** Instructions to follow **
Only the pictures are left out: repeat the rest of the entries exactly.

** Data rows **
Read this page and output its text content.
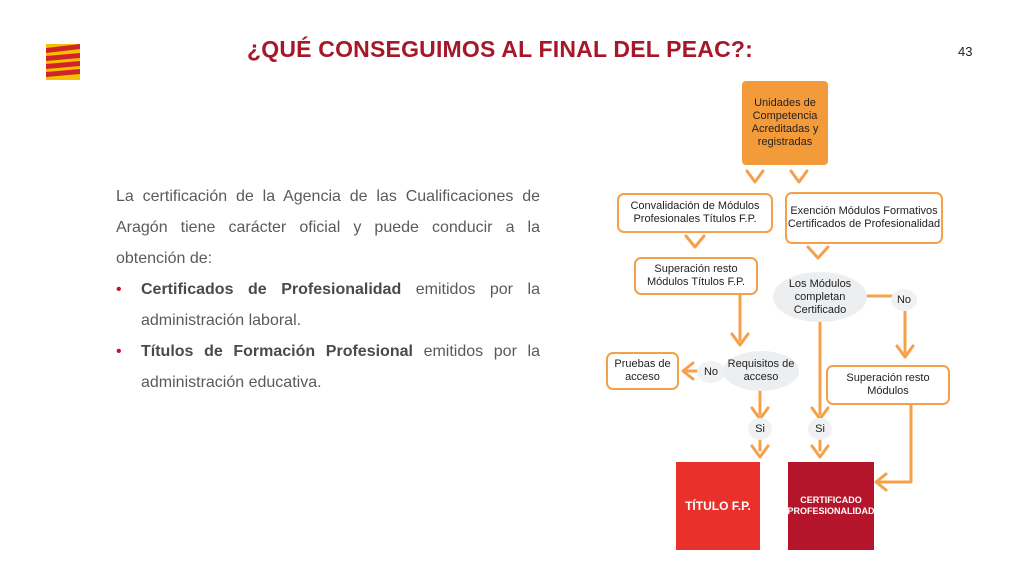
¿QUÉ CONSEGUIMOS AL FINAL DEL PEAC?:	43

La certificación de la Agencia de las Cualificaciones de Aragón tiene carácter oficial y puede conducir a la obtención de:

• Certificados de Profesionalidad emitidos por la administración laboral.
• Títulos de Formación Profesional emitidos por la administración educativa.
Unidades de Competencia Acreditadas y registradas
Convalidación de Módulos Profesionales Títulos F.P.
Exención Módulos Formativos Certificados de Profesionalidad
Superación resto Módulos Títulos F.P.	Los Módulos completan Certificado
No
Pruebas de acceso	No
Requisitos de acceso	Superación resto Módulos
Si	Si
TÍTULO F.P.	CERTIFICADO PROFESIONALIDAD
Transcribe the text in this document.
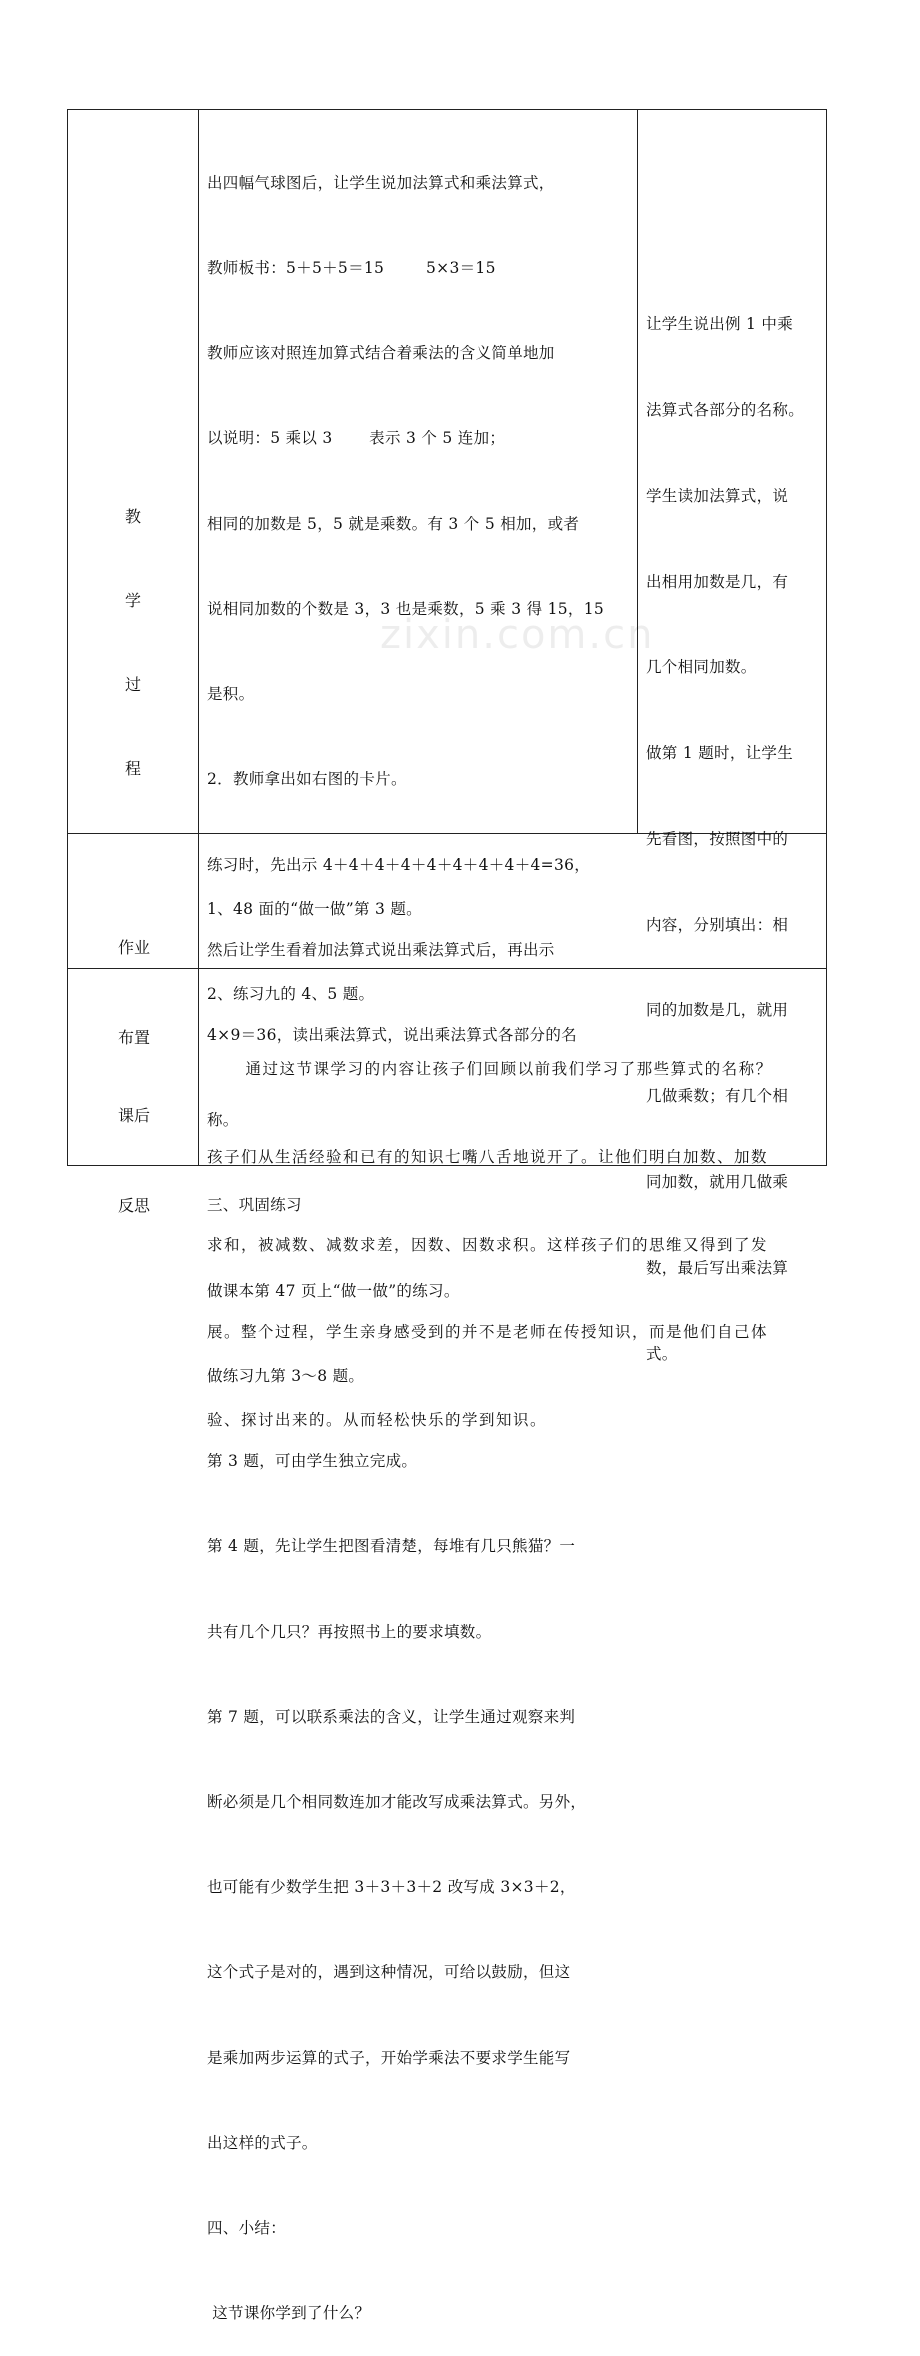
zixin.com.cn

教

学

过

程

作业

布置

课后

反思

出四幅气球图后，让学生说加法算式和乘法算式，

教师板书：5＋5＋5＝15        5×3＝15

教师应该对照连加算式结合着乘法的含义简单地加

以说明：5 乘以 3       表示 3 个 5 连加；

相同的加数是 5，5 就是乘数。有 3 个 5 相加，或者

说相同加数的个数是 3，3 也是乘数，5 乘 3 得 15，15

是积。

2．教师拿出如右图的卡片。

练习时，先出示 4＋4＋4＋4＋4＋4＋4＋4＋4=36，

然后让学生看着加法算式说出乘法算式后，再出示

4×9＝36，读出乘法算式，说出乘法算式各部分的名

称。

三、巩固练习

做课本第 47 页上“做一做”的练习。

做练习九第 3～8 题。

第 3 题，可由学生独立完成。

第 4 题，先让学生把图看清楚，每堆有几只熊猫？一

共有几个几只？再按照书上的要求填数。

第 7 题，可以联系乘法的含义，让学生通过观察来判

断必须是几个相同数连加才能改写成乘法算式。另外，

也可能有少数学生把 3＋3＋3＋2 改写成 3×3＋2，

这个式子是对的，遇到这种情况，可给以鼓励，但这

是乘加两步运算的式子，开始学乘法不要求学生能写

出这样的式子。

四、小结：

这节课你学到了什么？

让学生说出例 1 中乘

法算式各部分的名称。

学生读加法算式，说

出相用加数是几，有

几个相同加数。

做第 1 题时，让学生

先看图，按照图中的

内容，分别填出：相

同的加数是几，就用

几做乘数；有几个相

同加数，就用几做乘

数，最后写出乘法算

式。

1、48 面的“做一做”第 3 题。

2、练习九的 4、5 题。

通过这节课学习的内容让孩子们回顾以前我们学习了那些算式的名称？

孩子们从生活经验和已有的知识七嘴八舌地说开了。让他们明白加数、加数

求和，被减数、减数求差，因数、因数求积。这样孩子们的思维又得到了发

展。整个过程，学生亲身感受到的并不是老师在传授知识，而是他们自己体

验、探讨出来的。从而轻松快乐的学到知识。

** Worked answer **
Read this page and output its text content.
¿QUÉ CONSEGUIMOS AL FINAL DEL PEAC?:	43

La certificación de la Agencia de las Cualificaciones de Aragón tiene carácter oficial y puede conducir a la obtención de:

• Certificados de Profesionalidad emitidos por la administración laboral.
• Títulos de Formación Profesional emitidos por la administración educativa.
Unidades de Competencia Acreditadas y registradas
Convalidación de Módulos Profesionales Títulos F.P.
Exención Módulos Formativos Certificados de Profesionalidad
Superación resto Módulos Títulos F.P.	Los Módulos completan Certificado
No
Pruebas de acceso	No
Requisitos de acceso	Superación resto Módulos
Si	Si
TÍTULO F.P.	CERTIFICADO PROFESIONALIDAD
Transcribe the text in this document.
zixin.com.cn

教

学

过

程

作业

布置

课后

反思

出四幅气球图后，让学生说加法算式和乘法算式，

教师板书：5＋5＋5＝15        5×3＝15

教师应该对照连加算式结合着乘法的含义简单地加

以说明：5 乘以 3       表示 3 个 5 连加；

相同的加数是 5，5 就是乘数。有 3 个 5 相加，或者

说相同加数的个数是 3，3 也是乘数，5 乘 3 得 15，15

是积。

2．教师拿出如右图的卡片。

练习时，先出示 4＋4＋4＋4＋4＋4＋4＋4＋4=36，

然后让学生看着加法算式说出乘法算式后，再出示

4×9＝36，读出乘法算式，说出乘法算式各部分的名

称。

三、巩固练习

做课本第 47 页上“做一做”的练习。

做练习九第 3～8 题。

第 3 题，可由学生独立完成。

第 4 题，先让学生把图看清楚，每堆有几只熊猫？一

共有几个几只？再按照书上的要求填数。

第 7 题，可以联系乘法的含义，让学生通过观察来判

断必须是几个相同数连加才能改写成乘法算式。另外，

也可能有少数学生把 3＋3＋3＋2 改写成 3×3＋2，

这个式子是对的，遇到这种情况，可给以鼓励，但这

是乘加两步运算的式子，开始学乘法不要求学生能写

出这样的式子。

四、小结：

这节课你学到了什么？

让学生说出例 1 中乘

法算式各部分的名称。

学生读加法算式，说

出相用加数是几，有

几个相同加数。

做第 1 题时，让学生

先看图，按照图中的

内容，分别填出：相

同的加数是几，就用

几做乘数；有几个相

同加数，就用几做乘

数，最后写出乘法算

式。

1、48 面的“做一做”第 3 题。

2、练习九的 4、5 题。

通过这节课学习的内容让孩子们回顾以前我们学习了那些算式的名称？

孩子们从生活经验和已有的知识七嘴八舌地说开了。让他们明白加数、加数

求和，被减数、减数求差，因数、因数求积。这样孩子们的思维又得到了发

展。整个过程，学生亲身感受到的并不是老师在传授知识，而是他们自己体

验、探讨出来的。从而轻松快乐的学到知识。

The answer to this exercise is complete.